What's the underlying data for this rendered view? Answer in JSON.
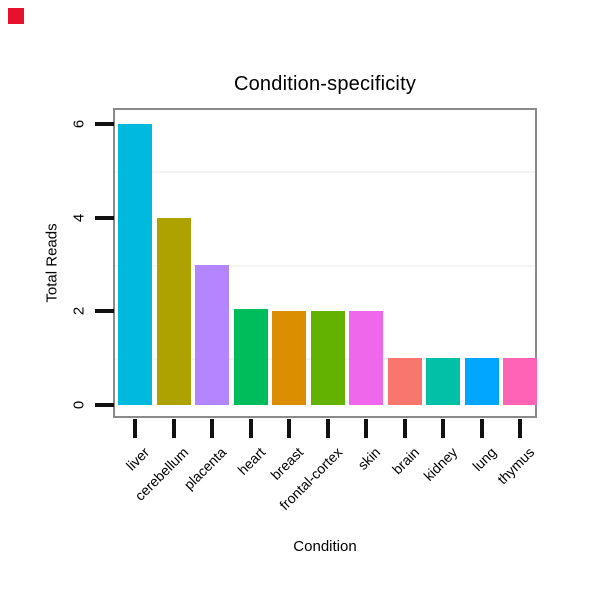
{
  "marker": {
    "color": "#e8112d"
  },
  "chart_data": {
    "type": "bar",
    "title": "Condition-specificity",
    "xlabel": "Condition",
    "ylabel": "Total Reads",
    "categories": [
      "liver",
      "cerebellum",
      "placenta",
      "heart",
      "breast",
      "frontal-cortex",
      "skin",
      "brain",
      "kidney",
      "lung",
      "thymus"
    ],
    "values": [
      6,
      4,
      3,
      2.05,
      2,
      2,
      2,
      1,
      1,
      1,
      1
    ],
    "bar_colors": [
      "#00BADE",
      "#AEA200",
      "#B385FF",
      "#00BD5C",
      "#DB8E00",
      "#64B200",
      "#EF67EB",
      "#F8766D",
      "#00C1A7",
      "#00A6FF",
      "#FF63B6"
    ],
    "yticks": [
      0,
      2,
      4,
      6
    ],
    "ytick_labels": [
      "0",
      "2",
      "4",
      "6"
    ],
    "gridlines_at": [
      1,
      3,
      5
    ],
    "ylim": [
      0,
      6.3
    ],
    "grid": "faint horizontal lines at odd values only",
    "legend": "none",
    "plot_border_color": "#8a8a8a",
    "grid_color": "#f4f4f4",
    "tick_color": "#111111",
    "background": "#ffffff"
  }
}
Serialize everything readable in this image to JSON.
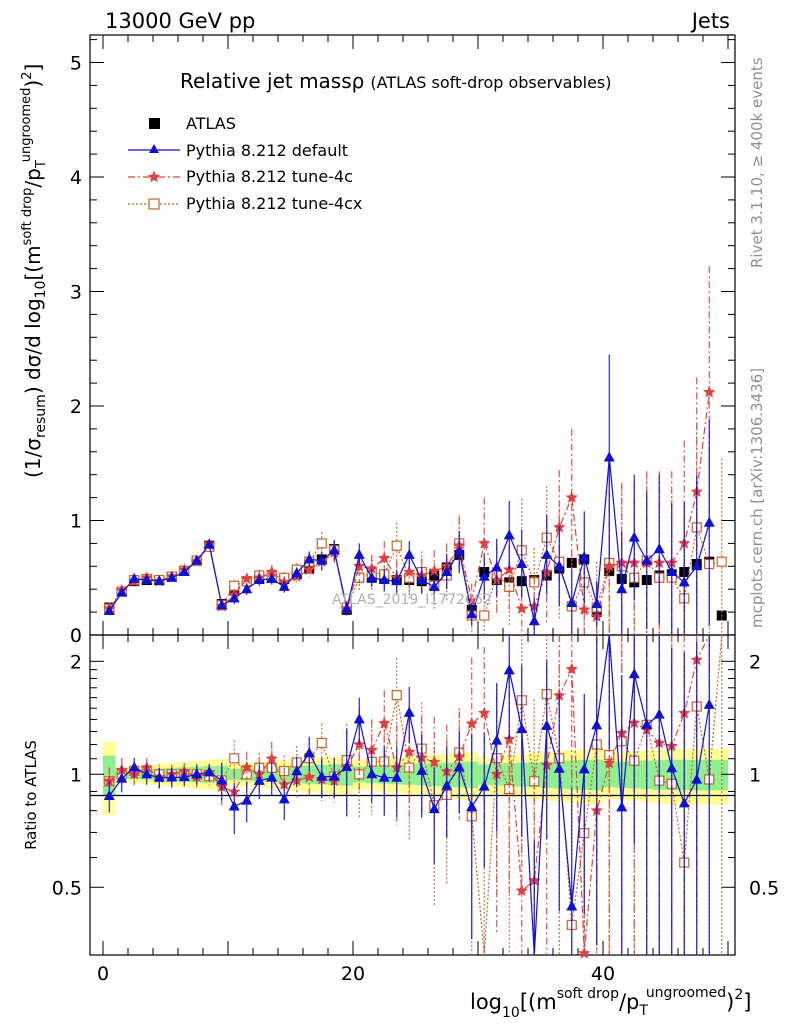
{
  "header": {
    "left": "13000 GeV pp",
    "right": "Jets"
  },
  "title": "Relative jet massρ",
  "subtitle": "(ATLAS soft-drop observables)",
  "side_labels": {
    "rivet": "Rivet 3.1.10, ≥ 400k events",
    "mcplots": "mcplots.cern.ch [arXiv:1306.3436]"
  },
  "watermark": "ATLAS_2019_I1772062",
  "axes": {
    "main_ylabel": "(1/σresum) dσ/d log10[(msoft drop/pTungroomed)2]",
    "ratio_ylabel": "Ratio to ATLAS",
    "xlabel": "log10[(msoft drop/pTungroomed)2]",
    "main_ticks": [
      "0",
      "1",
      "2",
      "3",
      "4",
      "5"
    ],
    "ratio_ticks": [
      "0.5",
      "1",
      "2"
    ],
    "x_ticks": [
      "0",
      "20",
      "40"
    ]
  },
  "legend": [
    {
      "label": "ATLAS",
      "color": "#000000"
    },
    {
      "label": "Pythia 8.212 default",
      "color": "#1010d0"
    },
    {
      "label": "Pythia 8.212 tune-4c",
      "color": "#e04040"
    },
    {
      "label": "Pythia 8.212 tune-4cx",
      "color": "#c86428"
    }
  ],
  "chart_data": {
    "type": "scatter",
    "title": "Relative jet massρ (ATLAS soft-drop observables)",
    "xlabel": "log10[(m soft drop / pT ungroomed)^2] (bin index)",
    "ylabel": "(1/σ_resum) dσ/d log10[(m soft drop / pT ungroomed)^2]",
    "xlim": [
      -1,
      51
    ],
    "ylim": [
      0,
      5.3
    ],
    "ratio_ylim": [
      0.33,
      2.35
    ],
    "x": [
      0.5,
      1.5,
      2.5,
      3.5,
      4.5,
      5.5,
      6.5,
      7.5,
      8.5,
      9.5,
      10.5,
      11.5,
      12.5,
      13.5,
      14.5,
      15.5,
      16.5,
      17.5,
      18.5,
      19.5,
      20.5,
      21.5,
      22.5,
      23.5,
      24.5,
      25.5,
      26.5,
      27.5,
      28.5,
      29.5,
      30.5,
      31.5,
      32.5,
      33.5,
      34.5,
      35.5,
      36.5,
      37.5,
      38.5,
      39.5,
      40.5,
      41.5,
      42.5,
      43.5,
      44.5,
      45.5,
      46.5,
      47.5,
      48.5,
      49.5
    ],
    "series": [
      {
        "name": "ATLAS",
        "values": [
          0.24,
          0.38,
          0.47,
          0.48,
          0.48,
          0.51,
          0.56,
          0.65,
          0.78,
          0.27,
          0.39,
          0.47,
          0.5,
          0.5,
          0.49,
          0.53,
          0.58,
          0.66,
          0.75,
          0.22,
          0.5,
          0.5,
          0.49,
          0.48,
          0.48,
          0.47,
          0.52,
          0.59,
          0.7,
          0.22,
          0.55,
          0.48,
          0.46,
          0.47,
          0.48,
          0.52,
          0.58,
          0.63,
          0.66,
          0.2,
          0.56,
          0.49,
          0.46,
          0.48,
          0.52,
          0.53,
          0.55,
          0.62,
          0.64,
          0.17
        ]
      },
      {
        "name": "Pythia 8.212 default",
        "values": [
          0.21,
          0.37,
          0.49,
          0.48,
          0.47,
          0.5,
          0.55,
          0.65,
          0.79,
          0.26,
          0.32,
          0.4,
          0.48,
          0.49,
          0.42,
          0.54,
          0.66,
          0.65,
          0.74,
          0.23,
          0.7,
          0.5,
          0.48,
          0.47,
          0.7,
          0.48,
          0.42,
          0.55,
          0.73,
          0.18,
          0.51,
          0.59,
          0.87,
          0.62,
          0.12,
          0.7,
          0.6,
          0.28,
          0.68,
          0.27,
          1.55,
          0.4,
          0.85,
          0.65,
          0.75,
          0.55,
          0.46,
          0.6,
          0.98,
          null
        ],
        "yerr": [
          0.02,
          0.03,
          0.03,
          0.03,
          0.03,
          0.03,
          0.03,
          0.04,
          0.04,
          0.03,
          0.05,
          0.05,
          0.05,
          0.05,
          0.05,
          0.05,
          0.07,
          0.08,
          0.09,
          0.06,
          0.1,
          0.08,
          0.1,
          0.1,
          0.12,
          0.12,
          0.12,
          0.15,
          0.18,
          0.1,
          0.2,
          0.25,
          0.3,
          0.3,
          0.2,
          0.35,
          0.35,
          0.3,
          0.4,
          0.2,
          0.9,
          0.5,
          0.55,
          0.6,
          0.65,
          0.6,
          0.7,
          0.8,
          0.9,
          null
        ]
      },
      {
        "name": "Pythia 8.212 tune-4c",
        "values": [
          0.23,
          0.39,
          0.47,
          0.5,
          0.47,
          0.51,
          0.57,
          0.64,
          0.79,
          0.25,
          0.35,
          0.49,
          0.5,
          0.55,
          0.46,
          0.51,
          0.57,
          0.64,
          0.72,
          0.23,
          0.6,
          0.58,
          0.67,
          0.5,
          0.55,
          0.52,
          0.56,
          0.6,
          0.78,
          0.3,
          0.8,
          0.48,
          0.57,
          0.23,
          0.25,
          0.55,
          0.94,
          1.2,
          0.22,
          0.16,
          0.6,
          0.63,
          0.63,
          0.63,
          0.63,
          0.63,
          0.8,
          1.25,
          2.12,
          null
        ],
        "yerr": [
          0.02,
          0.03,
          0.03,
          0.03,
          0.03,
          0.03,
          0.03,
          0.04,
          0.04,
          0.03,
          0.05,
          0.05,
          0.05,
          0.06,
          0.05,
          0.05,
          0.07,
          0.08,
          0.09,
          0.06,
          0.15,
          0.12,
          0.15,
          0.15,
          0.18,
          0.15,
          0.18,
          0.2,
          0.25,
          0.15,
          0.4,
          0.3,
          0.35,
          0.3,
          0.25,
          0.45,
          0.5,
          0.6,
          0.5,
          0.3,
          0.8,
          0.7,
          0.7,
          0.8,
          0.8,
          0.8,
          0.9,
          1.0,
          1.1,
          null
        ]
      },
      {
        "name": "Pythia 8.212 tune-4cx",
        "values": [
          0.23,
          0.38,
          0.48,
          0.49,
          0.48,
          0.51,
          0.56,
          0.65,
          0.77,
          0.26,
          0.43,
          0.47,
          0.52,
          0.52,
          0.5,
          0.57,
          0.64,
          0.8,
          0.74,
          0.24,
          0.5,
          0.54,
          0.53,
          0.78,
          0.5,
          0.55,
          0.43,
          0.52,
          0.8,
          0.17,
          0.17,
          0.53,
          0.42,
          0.74,
          0.46,
          0.85,
          0.64,
          0.25,
          0.46,
          0.24,
          0.63,
          0.6,
          0.5,
          0.65,
          0.5,
          0.5,
          0.32,
          0.94,
          0.62,
          0.64
        ],
        "yerr": [
          0.02,
          0.03,
          0.03,
          0.03,
          0.03,
          0.03,
          0.03,
          0.04,
          0.04,
          0.03,
          0.05,
          0.05,
          0.05,
          0.06,
          0.05,
          0.06,
          0.08,
          0.1,
          0.09,
          0.06,
          0.12,
          0.15,
          0.15,
          0.2,
          0.18,
          0.18,
          0.2,
          0.22,
          0.25,
          0.15,
          0.3,
          0.3,
          0.35,
          0.45,
          0.3,
          0.45,
          0.5,
          0.45,
          0.55,
          0.4,
          0.7,
          0.7,
          0.7,
          0.75,
          0.75,
          0.75,
          0.8,
          0.9,
          0.95,
          0.9
        ]
      }
    ]
  }
}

--

**What needs to be done**
Out of the material above, select every line that holds the string "Pythia".

**Correct output**
      "label": "Pythia 8.212 default",
      "label": "Pythia 8.212 tune-4c",
      "label": "Pythia 8.212 tune-4cx",
        "name": "Pythia 8.212 default",
        "name": "Pythia 8.212 tune-4c",
        "name": "Pythia 8.212 tune-4cx",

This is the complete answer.